(INSTRUCTIONS TO FOLLOW): Go over the entries below line by line, copying each one that contains the word "Nakhonsawan".

↓

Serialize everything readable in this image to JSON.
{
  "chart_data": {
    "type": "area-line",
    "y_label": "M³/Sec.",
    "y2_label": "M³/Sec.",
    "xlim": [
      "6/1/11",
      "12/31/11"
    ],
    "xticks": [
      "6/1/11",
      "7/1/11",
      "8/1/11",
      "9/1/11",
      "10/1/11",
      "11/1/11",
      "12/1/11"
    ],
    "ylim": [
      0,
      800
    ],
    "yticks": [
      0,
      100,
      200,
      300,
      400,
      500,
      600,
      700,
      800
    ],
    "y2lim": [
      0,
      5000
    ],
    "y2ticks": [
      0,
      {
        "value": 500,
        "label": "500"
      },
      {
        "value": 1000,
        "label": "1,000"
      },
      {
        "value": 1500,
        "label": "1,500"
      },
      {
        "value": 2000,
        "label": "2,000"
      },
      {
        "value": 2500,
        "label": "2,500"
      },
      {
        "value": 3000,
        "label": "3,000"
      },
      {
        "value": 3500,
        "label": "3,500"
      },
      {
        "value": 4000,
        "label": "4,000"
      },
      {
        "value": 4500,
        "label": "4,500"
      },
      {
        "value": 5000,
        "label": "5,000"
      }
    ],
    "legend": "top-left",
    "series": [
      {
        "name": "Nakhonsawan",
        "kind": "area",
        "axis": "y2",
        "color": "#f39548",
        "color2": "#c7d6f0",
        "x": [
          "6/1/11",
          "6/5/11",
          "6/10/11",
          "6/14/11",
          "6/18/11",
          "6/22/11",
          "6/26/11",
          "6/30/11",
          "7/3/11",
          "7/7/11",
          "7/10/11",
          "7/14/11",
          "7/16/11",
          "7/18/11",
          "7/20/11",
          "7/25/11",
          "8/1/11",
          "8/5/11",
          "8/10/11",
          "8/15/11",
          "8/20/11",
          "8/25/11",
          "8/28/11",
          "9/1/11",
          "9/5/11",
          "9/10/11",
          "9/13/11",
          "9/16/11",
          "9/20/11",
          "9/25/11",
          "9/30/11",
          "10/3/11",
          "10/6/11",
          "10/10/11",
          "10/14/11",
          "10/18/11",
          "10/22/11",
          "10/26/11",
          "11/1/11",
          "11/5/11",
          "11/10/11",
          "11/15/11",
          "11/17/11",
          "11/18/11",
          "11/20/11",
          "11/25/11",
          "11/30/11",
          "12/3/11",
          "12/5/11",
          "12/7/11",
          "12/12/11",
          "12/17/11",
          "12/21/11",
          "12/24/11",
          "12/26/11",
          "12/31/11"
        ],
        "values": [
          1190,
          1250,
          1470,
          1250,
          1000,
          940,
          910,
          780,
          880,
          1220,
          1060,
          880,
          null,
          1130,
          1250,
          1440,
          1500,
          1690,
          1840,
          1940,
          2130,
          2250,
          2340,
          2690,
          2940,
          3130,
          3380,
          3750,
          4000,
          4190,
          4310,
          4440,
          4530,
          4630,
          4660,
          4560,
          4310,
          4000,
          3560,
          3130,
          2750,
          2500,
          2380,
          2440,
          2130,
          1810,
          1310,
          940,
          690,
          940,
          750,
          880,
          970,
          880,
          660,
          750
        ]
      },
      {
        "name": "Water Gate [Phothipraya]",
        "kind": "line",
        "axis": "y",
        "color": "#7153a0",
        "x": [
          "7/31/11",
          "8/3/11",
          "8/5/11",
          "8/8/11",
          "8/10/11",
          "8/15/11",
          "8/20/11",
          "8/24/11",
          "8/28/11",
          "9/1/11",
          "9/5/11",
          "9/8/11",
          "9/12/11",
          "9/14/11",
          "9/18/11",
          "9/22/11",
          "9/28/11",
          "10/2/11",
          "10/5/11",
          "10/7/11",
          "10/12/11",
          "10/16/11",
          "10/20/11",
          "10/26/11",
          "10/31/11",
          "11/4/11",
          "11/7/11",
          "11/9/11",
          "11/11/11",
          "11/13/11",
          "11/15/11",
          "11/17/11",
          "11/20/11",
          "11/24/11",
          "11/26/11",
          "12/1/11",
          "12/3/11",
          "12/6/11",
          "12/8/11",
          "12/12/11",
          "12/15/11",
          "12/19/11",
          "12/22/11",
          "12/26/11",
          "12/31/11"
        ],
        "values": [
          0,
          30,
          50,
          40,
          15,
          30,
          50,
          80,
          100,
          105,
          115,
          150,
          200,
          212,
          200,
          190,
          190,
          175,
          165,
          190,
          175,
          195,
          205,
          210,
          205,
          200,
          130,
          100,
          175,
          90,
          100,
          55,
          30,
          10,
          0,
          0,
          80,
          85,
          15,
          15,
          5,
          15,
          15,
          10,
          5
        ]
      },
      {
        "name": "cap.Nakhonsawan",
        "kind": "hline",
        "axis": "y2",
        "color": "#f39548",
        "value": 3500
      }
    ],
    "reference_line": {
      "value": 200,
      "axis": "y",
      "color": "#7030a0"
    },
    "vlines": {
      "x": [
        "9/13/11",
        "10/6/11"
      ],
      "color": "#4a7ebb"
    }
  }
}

↑

(EXPECTED ANSWER):
        "name": "Nakhonsawan",
        "name": "cap.Nakhonsawan",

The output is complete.